• [What you are asked to do] Turn the lines below into a Markdown table with two columns, Row and Line, numbering each row and skipping any blank lines. Leave the pictures out of the table.

(Records from a data source)
——

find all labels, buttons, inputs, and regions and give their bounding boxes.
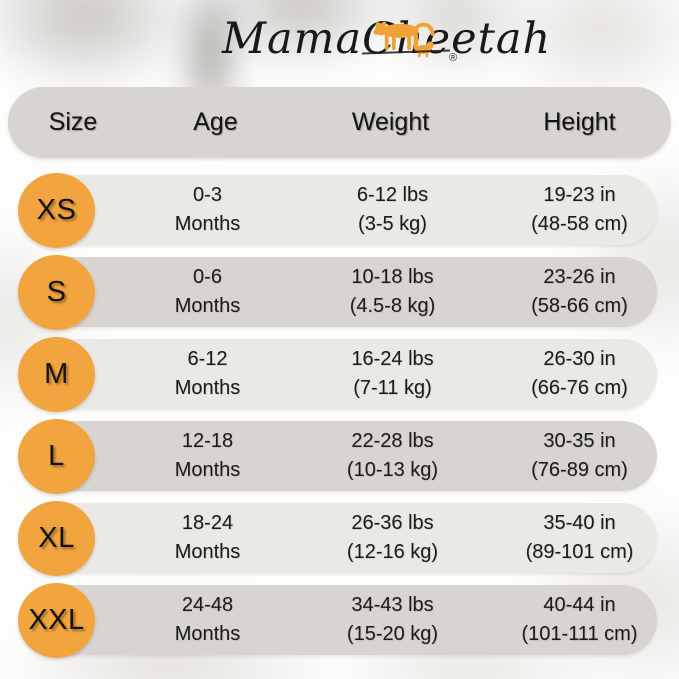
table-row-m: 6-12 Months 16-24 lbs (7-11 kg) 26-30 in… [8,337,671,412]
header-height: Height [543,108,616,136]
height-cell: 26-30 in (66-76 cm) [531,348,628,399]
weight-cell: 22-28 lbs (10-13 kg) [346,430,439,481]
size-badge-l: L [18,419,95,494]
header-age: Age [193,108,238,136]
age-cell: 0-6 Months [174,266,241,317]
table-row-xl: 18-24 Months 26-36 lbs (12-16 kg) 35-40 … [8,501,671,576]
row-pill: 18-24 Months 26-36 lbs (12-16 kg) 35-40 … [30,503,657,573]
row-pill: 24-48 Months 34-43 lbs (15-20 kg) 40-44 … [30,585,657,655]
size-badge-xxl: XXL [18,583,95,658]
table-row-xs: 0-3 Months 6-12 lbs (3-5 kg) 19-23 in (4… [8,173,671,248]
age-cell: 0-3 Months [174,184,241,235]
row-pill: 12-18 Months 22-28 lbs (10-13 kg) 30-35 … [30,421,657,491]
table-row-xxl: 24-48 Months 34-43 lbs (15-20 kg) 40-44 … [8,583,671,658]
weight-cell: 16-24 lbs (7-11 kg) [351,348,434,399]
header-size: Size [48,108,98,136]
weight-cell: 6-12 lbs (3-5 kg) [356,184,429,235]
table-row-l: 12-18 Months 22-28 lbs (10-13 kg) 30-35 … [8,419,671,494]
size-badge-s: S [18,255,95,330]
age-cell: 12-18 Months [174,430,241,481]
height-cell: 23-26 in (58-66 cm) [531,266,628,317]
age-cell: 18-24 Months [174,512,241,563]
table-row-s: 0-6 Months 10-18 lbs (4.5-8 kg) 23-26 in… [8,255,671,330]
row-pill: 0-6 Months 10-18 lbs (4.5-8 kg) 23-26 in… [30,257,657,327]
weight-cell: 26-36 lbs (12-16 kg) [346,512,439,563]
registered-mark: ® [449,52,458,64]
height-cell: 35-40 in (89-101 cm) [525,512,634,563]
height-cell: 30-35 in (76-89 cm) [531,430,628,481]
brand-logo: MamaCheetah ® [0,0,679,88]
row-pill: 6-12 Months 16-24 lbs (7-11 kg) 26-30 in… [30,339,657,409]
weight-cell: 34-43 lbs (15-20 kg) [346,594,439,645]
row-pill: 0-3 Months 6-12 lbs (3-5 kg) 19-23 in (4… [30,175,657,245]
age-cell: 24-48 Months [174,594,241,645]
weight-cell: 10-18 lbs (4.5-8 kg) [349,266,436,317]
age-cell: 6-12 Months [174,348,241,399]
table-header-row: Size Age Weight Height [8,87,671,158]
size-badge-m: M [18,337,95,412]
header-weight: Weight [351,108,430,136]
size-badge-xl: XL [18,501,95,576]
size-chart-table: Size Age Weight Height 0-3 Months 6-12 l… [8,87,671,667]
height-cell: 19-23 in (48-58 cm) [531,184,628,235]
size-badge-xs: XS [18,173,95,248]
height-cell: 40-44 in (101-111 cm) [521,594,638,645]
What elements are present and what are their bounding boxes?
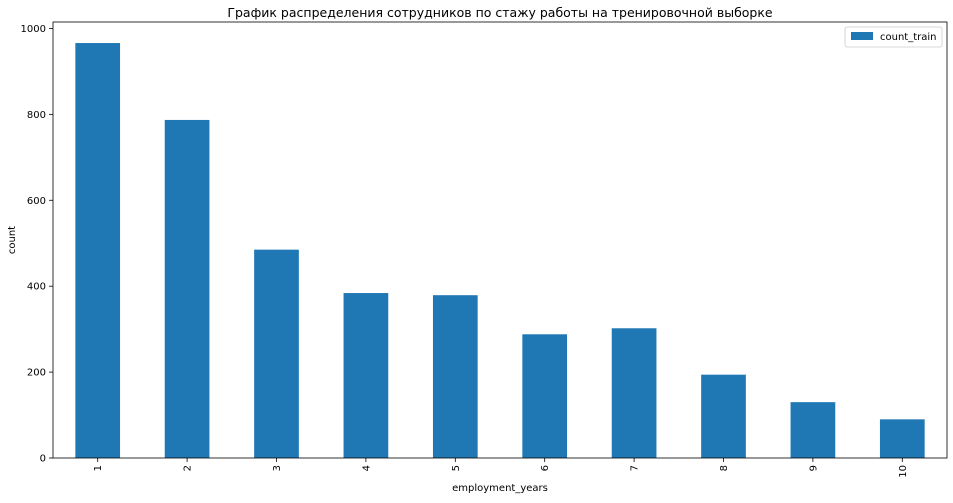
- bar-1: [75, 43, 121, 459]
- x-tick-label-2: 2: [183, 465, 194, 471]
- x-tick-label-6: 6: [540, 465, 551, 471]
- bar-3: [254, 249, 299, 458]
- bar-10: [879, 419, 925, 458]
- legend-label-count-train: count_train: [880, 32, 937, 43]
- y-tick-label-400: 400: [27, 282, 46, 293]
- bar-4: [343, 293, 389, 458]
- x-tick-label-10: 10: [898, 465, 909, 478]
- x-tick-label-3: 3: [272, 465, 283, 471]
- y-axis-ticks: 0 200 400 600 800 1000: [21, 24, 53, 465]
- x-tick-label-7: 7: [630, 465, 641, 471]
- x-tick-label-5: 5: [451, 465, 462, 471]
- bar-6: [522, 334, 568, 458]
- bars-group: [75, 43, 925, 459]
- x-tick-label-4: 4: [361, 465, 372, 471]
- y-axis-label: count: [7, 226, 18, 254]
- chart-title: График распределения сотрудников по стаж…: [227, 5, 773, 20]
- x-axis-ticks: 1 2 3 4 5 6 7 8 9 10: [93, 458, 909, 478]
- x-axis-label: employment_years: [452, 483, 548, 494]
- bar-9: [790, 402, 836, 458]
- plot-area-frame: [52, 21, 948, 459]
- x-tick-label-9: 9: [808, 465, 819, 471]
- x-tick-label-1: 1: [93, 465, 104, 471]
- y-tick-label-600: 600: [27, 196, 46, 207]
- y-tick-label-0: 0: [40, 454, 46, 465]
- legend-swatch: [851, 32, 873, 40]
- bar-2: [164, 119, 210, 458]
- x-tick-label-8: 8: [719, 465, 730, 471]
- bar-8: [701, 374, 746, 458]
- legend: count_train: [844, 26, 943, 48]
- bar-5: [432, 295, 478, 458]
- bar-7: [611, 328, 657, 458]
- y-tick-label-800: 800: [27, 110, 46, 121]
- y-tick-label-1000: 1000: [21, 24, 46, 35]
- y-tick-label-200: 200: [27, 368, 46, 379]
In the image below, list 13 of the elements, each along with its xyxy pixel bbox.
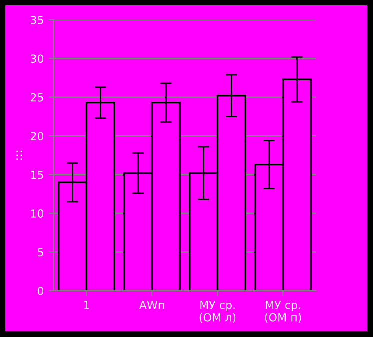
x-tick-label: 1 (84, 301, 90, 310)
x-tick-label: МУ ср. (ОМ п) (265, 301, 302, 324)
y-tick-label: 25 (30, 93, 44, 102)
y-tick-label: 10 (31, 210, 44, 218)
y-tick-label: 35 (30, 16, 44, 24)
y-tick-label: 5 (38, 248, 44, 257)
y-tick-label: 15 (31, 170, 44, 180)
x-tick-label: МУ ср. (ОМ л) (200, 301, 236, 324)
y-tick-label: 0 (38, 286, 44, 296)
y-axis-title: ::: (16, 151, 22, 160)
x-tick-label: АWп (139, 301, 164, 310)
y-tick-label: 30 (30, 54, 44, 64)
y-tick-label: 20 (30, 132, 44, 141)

——

• [Solution for this exercise]
| Row | Line |
|---|---|
| 1 | find all labels, buttons, inputs, and regions and give their bounding boxes. |
| 2 | table-row-m: 6-12 Months 16-24 lbs (7-11 kg) 26-30 in… [8,337,671,412] |
| 3 | header-height: Height [543,108,616,136] |
| 4 | height-cell: 26-30 in (66-76 cm) [531,348,628,399] |
| 5 | weight-cell: 22-28 lbs (10-13 kg) [346,430,439,481] |
| 6 | size-badge-l: L [18,419,95,494] |
| 7 | header-age: Age [193,108,238,136] |
| 8 | age-cell: 0-6 Months [174,266,241,317] |
| 9 | table-row-xl: 18-24 Months 26-36 lbs (12-16 kg) 35-40 … [8,501,671,576] |
| 10 | row-pill: 18-24 Months 26-36 lbs (12-16 kg) 35-40 … [30,503,657,573] |
| 11 | row-pill: 24-48 Months 34-43 lbs (15-20 kg) 40-44 … [30,585,657,655] |
| 12 | size-badge-xxl: XXL [18,583,95,658] |
| 13 | table-row-xs: 0-3 Months 6-12 lbs (3-5 kg) 19-23 in (4… [8,173,671,248] |
| 14 | age-cell: 0-3 Months [174,184,241,235] |
| 15 | row-pill: 12-18 Months 22-28 lbs (10-13 kg) 30-35 … [30,421,657,491] |
| 16 | table-row-xxl: 24-48 Months 34-43 lbs (15-20 kg) 40-44 … [8,583,671,658] |
| 17 | weight-cell: 16-24 lbs (7-11 kg) [351,348,434,399] |
| 18 | header-size: Size [48,108,98,136] |
| 19 | weight-cell: 6-12 lbs (3-5 kg) [356,184,429,235] |
| 20 | table-row-l: 12-18 Months 22-28 lbs (10-13 kg) 30-35 … [8,419,671,494] |
| 21 | size-badge-s: S [18,255,95,330] |
| 22 | age-cell: 12-18 Months [174,430,241,481] |
| 23 | height-cell: 23-26 in (58-66 cm) [531,266,628,317] |
| 24 | age-cell: 18-24 Months [174,512,241,563] |
| 25 | table-row-s: 0-6 Months 10-18 lbs (4.5-8 kg) 23-26 in… [8,255,671,330] |
| 26 | row-pill: 0-6 Months 10-18 lbs (4.5-8 kg) 23-26 in… [30,257,657,327] |
| 27 | weight-cell: 26-36 lbs (12-16 kg) [346,512,439,563] |
| 28 | registered-mark: ® [449,52,458,64] |
| 29 | height-cell: 35-40 in (89-101 cm) [525,512,634,563] |
| 30 | height-cell: 30-35 in (76-89 cm) [531,430,628,481] |
| 31 | brand-logo: MamaCheetah ® [0,0,679,88] |
| 32 | row-pill: 6-12 Months 16-24 lbs (7-11 kg) 26-30 in… [30,339,657,409] |
| 33 | weight-cell: 34-43 lbs (15-20 kg) [346,594,439,645] |
| 34 | row-pill: 0-3 Months 6-12 lbs (3-5 kg) 19-23 in (4… [30,175,657,245] |
| 35 | age-cell: 24-48 Months [174,594,241,645] |
| 36 | weight-cell: 10-18 lbs (4.5-8 kg) [349,266,436,317] |
| 37 | age-cell: 6-12 Months [174,348,241,399] |
| 38 | table-header-row: Size Age Weight Height [8,87,671,158] |
| 39 | size-badge-m: M [18,337,95,412] |
| 40 | header-weight: Weight [351,108,430,136] |
| 41 | size-badge-xl: XL [18,501,95,576] |
| 42 | size-chart-table: Size Age Weight Height 0-3 Months 6-12 l… [8,87,671,667] |
| 43 | height-cell: 19-23 in (48-58 cm) [531,184,628,235] |
| 44 | size-badge-xs: XS [18,173,95,248] |
| 45 | height-cell: 40-44 in (101-111 cm) [521,594,638,645] |
| 46 | What elements are present and what are their bounding boxes? |
| 47 | - bar-1: [75, 43, 121, 459] |
| 48 | - x-tick-label-2: 2: [183, 465, 194, 471] |
| 49 | - x-tick-label-6: 6: [540, 465, 551, 471] |
| 50 | - bar-3: [254, 249, 299, 458] |
| 51 | - bar-10: [879, 419, 925, 458] |
| 52 | - legend-label-count-train: count_train: [880, 32, 937, 43] |
| 53 | - y-tick-label-400: 400: [27, 282, 46, 293] |
| 54 | - bar-4: [343, 293, 389, 458] |
| 55 | - x-tick-label-10: 10: [898, 465, 909, 478] |
| 56 | - x-tick-label-3: 3: [272, 465, 283, 471] |
| 57 | - y-axis-ticks: 0 200 400 600 800 1000: [21, 24, 53, 465] |
| 58 | - x-tick-label-7: 7: [630, 465, 641, 471] |
| 59 | - x-tick-label-5: 5: [451, 465, 462, 471] |
| 60 | - bar-6: [522, 334, 568, 458] |
| 61 | - bars-group: [75, 43, 925, 459] |
| 62 | - x-tick-label-4: 4: [361, 465, 372, 471] |
| 63 | - y-axis-label: count: [7, 226, 18, 254] |
| 64 | - chart-title: График распределения сотрудников по стаж…: [227, 5, 773, 20] |
| 65 | - x-axis-ticks: 1 2 3 4 5 6 7 8 9 10: [93, 458, 909, 478] |
| 66 | - x-axis-label: employment_years: [452, 483, 548, 494] |
| 67 | - bar-9: [790, 402, 836, 458] |
| 68 | - plot-area-frame: [52, 21, 948, 459] |
| 69 | - x-tick-label-9: 9: [808, 465, 819, 471] |
| 70 | - x-tick-label-1: 1: [93, 465, 104, 471] |
| 71 | - y-tick-label-600: 600: [27, 196, 46, 207] |
| 72 | - y-tick-label-0: 0: [40, 454, 46, 465] |
| 73 | - legend-swatch: [851, 32, 873, 40] |
| 74 | - bar-2: [164, 119, 210, 458] |
| 75 | - x-tick-label-8: 8: [719, 465, 730, 471] |
| 76 | - bar-8: [701, 374, 746, 458] |
| 77 | - legend: count_train: [844, 26, 943, 48] |
| 78 | - bar-5: [432, 295, 478, 458] |
| 79 | - bar-7: [611, 328, 657, 458] |
| 80 | - y-tick-label-800: 800: [27, 110, 46, 121] |
| 81 | - y-tick-label-1000: 1000: [21, 24, 46, 35] |
| 82 | - y-tick-label-200: 200: [27, 368, 46, 379] |
| 83 | In the image below, list 13 of the elements, each along with its xyxy pixel bbox. |
| 84 | x-tick-label: 1 (84, 301, 90, 310) |
| 85 | x-tick-label: МУ ср. (ОМ п) (265, 301, 302, 324) |
| 86 | y-tick-label: 25 (30, 93, 44, 102) |
| 87 | y-tick-label: 10 (31, 210, 44, 218) |
| 88 | y-tick-label: 35 (30, 16, 44, 24) |
| 89 | y-tick-label: 5 (38, 248, 44, 257) |
| 90 | y-tick-label: 15 (31, 170, 44, 180) |
| 91 | x-tick-label: МУ ср. (ОМ л) (200, 301, 236, 324) |
| 92 | y-tick-label: 0 (38, 286, 44, 296) |
| 93 | y-axis-title: ::: (16, 151, 22, 160) |
| 94 | x-tick-label: АWп (139, 301, 164, 310) |
| 95 | y-tick-label: 30 (30, 54, 44, 64) |
| 96 | y-tick-label: 20 (30, 132, 44, 141) |